§ **Tarea propuesta 1**
Resume en dos oraciones el texto sobre la obra de Nadín Ospina.
§ **Tarea propuesta 2**
Cambia "news-article" por "noticia" en el listado, empezando por su primera línea y terminando en la que contiene "article-heading: La semaine", ambas incluidas. Devuelve solo esas líneas y deja todo lo demás igual.

§ **Fragmento original**
========================

Este último punto: las ensoñaciones infantiles, que une en  un mismo trazado las figuras de los dibujos animados, los  juguetes lego y las figuritas de goma, transfiriendo así la  experiencia infantil del juego al universo del arte, replantea  en la era de la imagen global lo que ya Friedrich Schiller  formuló en sus Cartas sobre la educación estética de la  humanidad (1794-1795). Señala en ellas Schiller la  existencia de un impulso formal en los seres humanos que  se manifestaría, de niños, en el juego. Y que tendría luego  su prolongación en el arte. El desarrollo de ese impulso  formal como educación estética sería, para Schiller, una pre condición necesaria para el advenimiento de una sociedad  moral. En otros términos, la estética es un paso  imprescindible para poder llegar a la ética. O, llevando el  argumento al mundo de hoy, la educación en la imagen: la  distinción entre imagen banal, repetitiva, estereotipada, e  imagen densa, singular, inquisitiva, entre imagen como  apariencia e imagen como verdad, es un paso fundamental  en la búsqueda de libertad y emancipación de los seres  humanos en esta era de la imagen global, masiva. Lo que  Nadín Ospina plantea con su trabajo artístico tiene así una relevancia crucial no sólo desde el punto de vista de la  construcción plástica, sino a la vez también desde un punto  de vista ético y político. En lugar de tantas fórmulas  esquemáticas y vacías que uno encuentra en el llamado arte  de tendencia, las obras de Nadín Ospina establecen un  compromiso profundo con lo que más densamente nos  constituye como seres humanos en el universo de la imagen:  el juego, las prácticas ceremoniales, el arte.

Por lo demás, Oniria es una palabra inventada, un juego  más de Nadín Ospina, en este caso en el terreno mental y  lingüístico de la representación. En español, sí existe el  adjetivo onírico, -a, derivado de la palabra griega ὄνειρος,  que significa tanto sueño, como fantasía. Lo que Ospina  llama Oniria podríamos así caracterizarlo como la tierra de  los sueños, ese universo alternativo de la fantasía común al  juego y al arte, en el que se cifran nuestros deseos de  plenitud.

Ese universo onírico había hecho ya su aparición explícita  en la obra de Ospina en 1991, en una pieza: Los soñadores,  constituida por sesenta cabezas humanas azules, sesenta  autorretratos escultóricos. Una temática que se prolonga  luego en El sueño de Acteón (1992), instalación de cuatro  cabezas escultóricas de ciervo, también de color azul, que  remite al mito clásico de Diana y Acteón narrado por Ovidio  en sus Metamorfosis, y visitado incisivamente en la época  contemporánea por Pierre Klossowski, entre otros. Una  especie de prolongación de esta última pieza es Delirio (1992), columna de cabezas humanas culminada con una  cabeza de ciervo, todas ellas azules. Insisto en la asociación  del color azul con el sueño porque encontramos aquí una  relevante coincidencia, en el sueño de la imagen, entre la  obra de Nadín Ospina y una obra central de Joan Miró, Este  es el color de mis sueños [Ceci est la couleur de mes rêves]  (1925), en la que precisamente el azul se identifica como el  color de los sueños.

========================

Entradas de elementos de diseño
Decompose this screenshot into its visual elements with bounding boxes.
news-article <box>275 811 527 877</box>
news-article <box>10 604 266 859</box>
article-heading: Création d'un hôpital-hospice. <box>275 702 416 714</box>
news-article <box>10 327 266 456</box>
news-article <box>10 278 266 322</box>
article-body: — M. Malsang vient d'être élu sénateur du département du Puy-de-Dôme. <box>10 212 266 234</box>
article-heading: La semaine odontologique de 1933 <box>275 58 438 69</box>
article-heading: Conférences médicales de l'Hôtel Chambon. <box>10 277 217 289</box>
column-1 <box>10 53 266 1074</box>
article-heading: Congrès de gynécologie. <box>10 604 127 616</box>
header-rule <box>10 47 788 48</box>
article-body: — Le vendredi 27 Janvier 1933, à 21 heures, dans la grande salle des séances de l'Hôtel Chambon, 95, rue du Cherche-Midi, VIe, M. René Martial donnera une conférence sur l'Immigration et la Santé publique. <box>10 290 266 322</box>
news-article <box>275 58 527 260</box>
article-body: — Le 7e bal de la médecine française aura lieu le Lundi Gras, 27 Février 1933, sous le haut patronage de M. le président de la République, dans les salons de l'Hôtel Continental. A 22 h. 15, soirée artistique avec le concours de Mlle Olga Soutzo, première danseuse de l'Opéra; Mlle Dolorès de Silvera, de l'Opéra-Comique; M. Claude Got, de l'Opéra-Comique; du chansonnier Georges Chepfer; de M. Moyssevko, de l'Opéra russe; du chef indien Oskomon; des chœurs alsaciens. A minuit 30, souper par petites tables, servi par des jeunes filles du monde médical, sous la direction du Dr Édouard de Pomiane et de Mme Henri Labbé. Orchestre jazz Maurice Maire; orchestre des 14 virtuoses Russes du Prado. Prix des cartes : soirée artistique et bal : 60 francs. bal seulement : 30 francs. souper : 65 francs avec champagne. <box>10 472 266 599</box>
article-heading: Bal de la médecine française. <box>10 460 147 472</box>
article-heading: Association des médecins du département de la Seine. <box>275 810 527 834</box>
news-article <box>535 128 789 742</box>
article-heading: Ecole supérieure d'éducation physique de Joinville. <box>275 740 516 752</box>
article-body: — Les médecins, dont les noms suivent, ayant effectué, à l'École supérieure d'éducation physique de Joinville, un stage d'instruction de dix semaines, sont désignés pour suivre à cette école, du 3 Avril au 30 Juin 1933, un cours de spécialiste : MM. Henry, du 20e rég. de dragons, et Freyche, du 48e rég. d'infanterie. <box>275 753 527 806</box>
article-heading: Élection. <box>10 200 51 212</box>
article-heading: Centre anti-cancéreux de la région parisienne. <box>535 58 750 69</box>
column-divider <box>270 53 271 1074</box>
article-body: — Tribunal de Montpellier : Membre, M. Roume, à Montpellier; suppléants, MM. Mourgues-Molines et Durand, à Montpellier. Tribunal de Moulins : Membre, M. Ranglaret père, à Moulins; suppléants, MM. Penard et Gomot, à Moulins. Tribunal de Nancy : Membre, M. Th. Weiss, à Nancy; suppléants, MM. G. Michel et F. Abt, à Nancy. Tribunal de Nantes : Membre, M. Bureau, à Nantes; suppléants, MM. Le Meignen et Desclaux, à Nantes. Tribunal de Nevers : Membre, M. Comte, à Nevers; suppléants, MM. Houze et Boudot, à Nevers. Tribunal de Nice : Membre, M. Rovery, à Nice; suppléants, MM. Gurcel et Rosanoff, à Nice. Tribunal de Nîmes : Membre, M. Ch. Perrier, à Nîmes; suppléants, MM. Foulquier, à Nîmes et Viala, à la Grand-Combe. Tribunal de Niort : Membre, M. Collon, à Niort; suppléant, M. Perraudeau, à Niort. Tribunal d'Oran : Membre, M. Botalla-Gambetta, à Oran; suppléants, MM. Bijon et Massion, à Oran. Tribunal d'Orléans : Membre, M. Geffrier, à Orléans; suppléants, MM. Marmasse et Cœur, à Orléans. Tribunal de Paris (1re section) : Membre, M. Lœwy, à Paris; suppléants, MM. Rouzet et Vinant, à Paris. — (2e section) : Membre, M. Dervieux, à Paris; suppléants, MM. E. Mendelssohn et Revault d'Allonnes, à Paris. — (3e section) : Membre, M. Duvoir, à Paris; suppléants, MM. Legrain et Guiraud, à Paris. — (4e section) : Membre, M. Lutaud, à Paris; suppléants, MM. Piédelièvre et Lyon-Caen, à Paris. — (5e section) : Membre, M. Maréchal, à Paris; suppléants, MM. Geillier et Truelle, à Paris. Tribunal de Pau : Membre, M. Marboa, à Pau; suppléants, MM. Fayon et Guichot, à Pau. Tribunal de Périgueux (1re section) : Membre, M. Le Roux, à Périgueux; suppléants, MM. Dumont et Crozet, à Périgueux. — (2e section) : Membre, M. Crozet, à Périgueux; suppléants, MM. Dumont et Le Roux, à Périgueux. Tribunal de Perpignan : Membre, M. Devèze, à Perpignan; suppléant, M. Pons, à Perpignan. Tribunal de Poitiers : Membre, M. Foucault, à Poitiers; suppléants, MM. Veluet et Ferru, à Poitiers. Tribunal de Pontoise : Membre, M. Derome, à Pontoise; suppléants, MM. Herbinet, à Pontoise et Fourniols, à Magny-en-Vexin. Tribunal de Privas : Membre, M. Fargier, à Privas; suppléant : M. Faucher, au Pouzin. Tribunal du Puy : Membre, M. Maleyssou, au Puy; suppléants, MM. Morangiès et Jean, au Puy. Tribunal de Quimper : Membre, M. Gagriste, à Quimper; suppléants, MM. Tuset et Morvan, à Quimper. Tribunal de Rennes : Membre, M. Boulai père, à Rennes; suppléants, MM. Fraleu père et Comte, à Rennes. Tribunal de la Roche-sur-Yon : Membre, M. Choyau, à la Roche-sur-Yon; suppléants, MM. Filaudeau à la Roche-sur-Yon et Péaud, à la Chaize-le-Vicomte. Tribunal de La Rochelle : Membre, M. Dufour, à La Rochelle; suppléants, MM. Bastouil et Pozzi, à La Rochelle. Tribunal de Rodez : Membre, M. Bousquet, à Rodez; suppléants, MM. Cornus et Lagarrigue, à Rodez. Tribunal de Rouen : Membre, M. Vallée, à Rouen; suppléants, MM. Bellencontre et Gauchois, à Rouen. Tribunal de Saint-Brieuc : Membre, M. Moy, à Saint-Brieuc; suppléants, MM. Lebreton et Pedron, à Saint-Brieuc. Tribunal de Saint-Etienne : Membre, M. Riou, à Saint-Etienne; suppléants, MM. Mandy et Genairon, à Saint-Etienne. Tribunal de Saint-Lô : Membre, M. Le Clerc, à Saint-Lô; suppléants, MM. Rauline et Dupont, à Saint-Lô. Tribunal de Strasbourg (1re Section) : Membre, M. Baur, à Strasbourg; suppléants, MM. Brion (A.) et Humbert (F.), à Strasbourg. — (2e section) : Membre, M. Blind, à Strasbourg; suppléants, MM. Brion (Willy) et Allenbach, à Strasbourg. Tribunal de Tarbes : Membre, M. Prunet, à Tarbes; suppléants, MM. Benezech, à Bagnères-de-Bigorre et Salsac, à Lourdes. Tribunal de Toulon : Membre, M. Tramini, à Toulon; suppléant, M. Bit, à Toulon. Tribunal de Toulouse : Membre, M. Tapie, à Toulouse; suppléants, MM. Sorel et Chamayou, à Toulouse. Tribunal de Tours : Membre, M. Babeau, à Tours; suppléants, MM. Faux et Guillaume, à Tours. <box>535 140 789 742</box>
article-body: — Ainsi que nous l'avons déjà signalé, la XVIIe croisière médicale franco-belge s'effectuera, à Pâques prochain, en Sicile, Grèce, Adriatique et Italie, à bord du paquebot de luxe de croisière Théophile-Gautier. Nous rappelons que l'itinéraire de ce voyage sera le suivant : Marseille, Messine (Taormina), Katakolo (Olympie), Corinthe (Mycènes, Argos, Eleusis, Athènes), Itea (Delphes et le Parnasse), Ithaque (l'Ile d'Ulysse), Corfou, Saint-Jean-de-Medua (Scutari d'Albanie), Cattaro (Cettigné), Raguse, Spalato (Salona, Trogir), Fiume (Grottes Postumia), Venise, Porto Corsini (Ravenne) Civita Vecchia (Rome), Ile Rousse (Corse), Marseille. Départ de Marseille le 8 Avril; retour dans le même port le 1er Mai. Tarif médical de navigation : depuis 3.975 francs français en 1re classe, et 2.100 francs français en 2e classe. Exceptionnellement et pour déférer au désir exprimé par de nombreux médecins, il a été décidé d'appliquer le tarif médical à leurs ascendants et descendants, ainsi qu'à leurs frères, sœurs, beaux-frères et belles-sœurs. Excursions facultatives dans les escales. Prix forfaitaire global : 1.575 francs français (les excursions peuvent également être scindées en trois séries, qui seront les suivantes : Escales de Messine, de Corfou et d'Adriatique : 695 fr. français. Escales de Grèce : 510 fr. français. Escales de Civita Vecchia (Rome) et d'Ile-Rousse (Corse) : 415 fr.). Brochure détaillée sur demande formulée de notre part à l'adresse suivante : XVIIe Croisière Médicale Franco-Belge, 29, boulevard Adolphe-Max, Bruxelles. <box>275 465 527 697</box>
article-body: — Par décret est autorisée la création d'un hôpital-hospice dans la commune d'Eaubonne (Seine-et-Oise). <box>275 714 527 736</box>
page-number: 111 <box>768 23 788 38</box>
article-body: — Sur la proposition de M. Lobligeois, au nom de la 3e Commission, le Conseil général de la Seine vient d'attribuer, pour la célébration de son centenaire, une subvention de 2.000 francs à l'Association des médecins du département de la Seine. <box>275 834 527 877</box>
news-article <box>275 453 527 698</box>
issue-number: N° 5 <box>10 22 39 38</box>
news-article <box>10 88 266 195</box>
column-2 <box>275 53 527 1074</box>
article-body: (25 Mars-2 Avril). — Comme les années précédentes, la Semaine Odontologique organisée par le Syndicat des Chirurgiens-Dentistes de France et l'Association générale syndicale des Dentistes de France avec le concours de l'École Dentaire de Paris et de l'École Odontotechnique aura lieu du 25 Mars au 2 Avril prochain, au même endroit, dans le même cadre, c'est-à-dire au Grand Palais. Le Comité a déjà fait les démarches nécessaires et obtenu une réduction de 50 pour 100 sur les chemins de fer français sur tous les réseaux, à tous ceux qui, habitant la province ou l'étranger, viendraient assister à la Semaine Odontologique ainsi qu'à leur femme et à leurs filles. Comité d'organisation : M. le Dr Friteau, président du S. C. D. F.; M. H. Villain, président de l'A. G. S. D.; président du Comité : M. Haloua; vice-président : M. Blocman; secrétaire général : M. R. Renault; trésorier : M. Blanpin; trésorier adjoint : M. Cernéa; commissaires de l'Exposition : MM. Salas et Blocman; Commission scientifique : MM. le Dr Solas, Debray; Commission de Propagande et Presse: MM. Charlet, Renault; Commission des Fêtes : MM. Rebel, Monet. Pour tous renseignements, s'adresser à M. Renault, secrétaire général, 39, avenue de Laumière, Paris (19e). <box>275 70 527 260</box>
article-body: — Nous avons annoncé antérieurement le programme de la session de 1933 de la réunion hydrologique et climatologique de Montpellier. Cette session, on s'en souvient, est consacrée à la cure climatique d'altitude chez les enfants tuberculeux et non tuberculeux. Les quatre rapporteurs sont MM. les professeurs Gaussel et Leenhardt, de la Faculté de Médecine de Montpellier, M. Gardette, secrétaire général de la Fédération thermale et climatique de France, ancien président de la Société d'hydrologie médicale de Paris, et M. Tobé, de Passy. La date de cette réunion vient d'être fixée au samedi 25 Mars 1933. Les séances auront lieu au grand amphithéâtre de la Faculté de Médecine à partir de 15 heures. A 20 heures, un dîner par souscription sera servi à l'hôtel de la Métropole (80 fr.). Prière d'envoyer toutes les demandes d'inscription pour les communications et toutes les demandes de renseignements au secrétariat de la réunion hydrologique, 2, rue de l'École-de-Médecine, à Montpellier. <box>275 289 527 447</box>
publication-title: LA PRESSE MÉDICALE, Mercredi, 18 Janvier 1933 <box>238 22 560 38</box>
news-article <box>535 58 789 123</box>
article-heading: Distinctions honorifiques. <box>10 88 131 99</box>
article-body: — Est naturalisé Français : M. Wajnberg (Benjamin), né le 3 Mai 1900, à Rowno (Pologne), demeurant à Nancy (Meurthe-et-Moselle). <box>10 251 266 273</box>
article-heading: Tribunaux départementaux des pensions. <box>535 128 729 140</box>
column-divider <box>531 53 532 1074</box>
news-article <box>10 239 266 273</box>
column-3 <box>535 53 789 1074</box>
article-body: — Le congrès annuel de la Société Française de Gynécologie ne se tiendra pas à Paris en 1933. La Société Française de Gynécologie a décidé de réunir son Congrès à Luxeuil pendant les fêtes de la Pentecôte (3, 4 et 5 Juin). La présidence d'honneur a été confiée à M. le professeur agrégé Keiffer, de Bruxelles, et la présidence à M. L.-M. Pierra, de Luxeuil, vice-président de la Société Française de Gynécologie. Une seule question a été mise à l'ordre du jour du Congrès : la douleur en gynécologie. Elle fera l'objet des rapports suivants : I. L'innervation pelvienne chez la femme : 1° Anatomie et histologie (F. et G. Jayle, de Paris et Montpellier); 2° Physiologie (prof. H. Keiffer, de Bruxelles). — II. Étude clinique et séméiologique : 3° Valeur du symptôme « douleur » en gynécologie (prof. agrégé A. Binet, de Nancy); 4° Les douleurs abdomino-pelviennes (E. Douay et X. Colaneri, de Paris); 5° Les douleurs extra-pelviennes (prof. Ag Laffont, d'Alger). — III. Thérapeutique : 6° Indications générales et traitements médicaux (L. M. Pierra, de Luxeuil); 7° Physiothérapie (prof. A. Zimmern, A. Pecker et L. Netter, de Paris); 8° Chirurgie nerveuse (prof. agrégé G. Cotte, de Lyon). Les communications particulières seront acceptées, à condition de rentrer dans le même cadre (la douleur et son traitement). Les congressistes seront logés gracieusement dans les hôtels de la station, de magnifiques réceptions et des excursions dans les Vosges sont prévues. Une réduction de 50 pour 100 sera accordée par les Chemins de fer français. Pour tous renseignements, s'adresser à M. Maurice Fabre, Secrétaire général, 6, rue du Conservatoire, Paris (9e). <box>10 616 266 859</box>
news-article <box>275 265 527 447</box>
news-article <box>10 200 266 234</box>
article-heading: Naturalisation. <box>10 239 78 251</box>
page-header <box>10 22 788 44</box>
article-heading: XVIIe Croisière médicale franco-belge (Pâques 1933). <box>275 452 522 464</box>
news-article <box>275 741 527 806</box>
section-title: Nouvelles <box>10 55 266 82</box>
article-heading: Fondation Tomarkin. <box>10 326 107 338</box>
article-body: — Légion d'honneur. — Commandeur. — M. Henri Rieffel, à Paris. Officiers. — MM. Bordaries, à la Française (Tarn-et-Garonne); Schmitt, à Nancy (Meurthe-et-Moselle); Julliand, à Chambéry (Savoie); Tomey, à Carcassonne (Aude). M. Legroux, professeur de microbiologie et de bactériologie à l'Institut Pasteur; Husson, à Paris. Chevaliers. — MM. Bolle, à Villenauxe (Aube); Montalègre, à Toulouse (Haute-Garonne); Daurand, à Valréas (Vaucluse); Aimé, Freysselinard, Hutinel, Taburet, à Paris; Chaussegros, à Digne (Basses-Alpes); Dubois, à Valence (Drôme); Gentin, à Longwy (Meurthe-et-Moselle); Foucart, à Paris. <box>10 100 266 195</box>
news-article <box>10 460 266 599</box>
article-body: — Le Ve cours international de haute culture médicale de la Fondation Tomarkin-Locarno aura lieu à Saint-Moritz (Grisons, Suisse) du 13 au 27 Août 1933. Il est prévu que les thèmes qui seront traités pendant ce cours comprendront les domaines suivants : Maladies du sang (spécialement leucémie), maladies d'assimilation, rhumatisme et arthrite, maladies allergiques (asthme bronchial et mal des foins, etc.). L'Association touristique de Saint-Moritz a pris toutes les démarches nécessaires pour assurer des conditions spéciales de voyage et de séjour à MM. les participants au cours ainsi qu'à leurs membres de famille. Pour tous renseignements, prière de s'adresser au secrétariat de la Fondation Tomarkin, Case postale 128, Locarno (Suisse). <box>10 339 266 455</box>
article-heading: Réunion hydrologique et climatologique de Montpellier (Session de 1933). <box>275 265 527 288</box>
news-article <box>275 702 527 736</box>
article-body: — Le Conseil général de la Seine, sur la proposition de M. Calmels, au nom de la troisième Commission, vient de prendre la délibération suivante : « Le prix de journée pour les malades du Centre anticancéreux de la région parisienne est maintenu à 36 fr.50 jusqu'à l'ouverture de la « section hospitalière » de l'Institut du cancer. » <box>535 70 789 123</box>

========================

§ **Solución completa 1**
Según el texto, la obra de Nadín Ospina lleva el juego infantil al arte y retoma así la idea de Schiller de que el impulso formal, presente en el juego de los niños y prolongado en el arte, es una condición previa para una sociedad moral, lo que da a su trabajo un valor ético y político además de plástico. Oniria, palabra inventada por Ospina, puede entenderse como la tierra de los sueños, un universo que aparece en su obra desde 1991 con piezas azules como Los soñadores, El sueño de Acteón y Delirio, en coincidencia con Miró, quien identificó el azul como el color de los sueños.

§ **Solución completa 2**
Decompose this screenshot into its visual elements with bounding boxes.
noticia <box>275 811 527 877</box>
noticia <box>10 604 266 859</box>
article-heading: Création d'un hôpital-hospice. <box>275 702 416 714</box>
noticia <box>10 327 266 456</box>
noticia <box>10 278 266 322</box>
article-body: — M. Malsang vient d'être élu sénateur du département du Puy-de-Dôme. <box>10 212 266 234</box>
article-heading: La semaine odontologique de 1933 <box>275 58 438 69</box>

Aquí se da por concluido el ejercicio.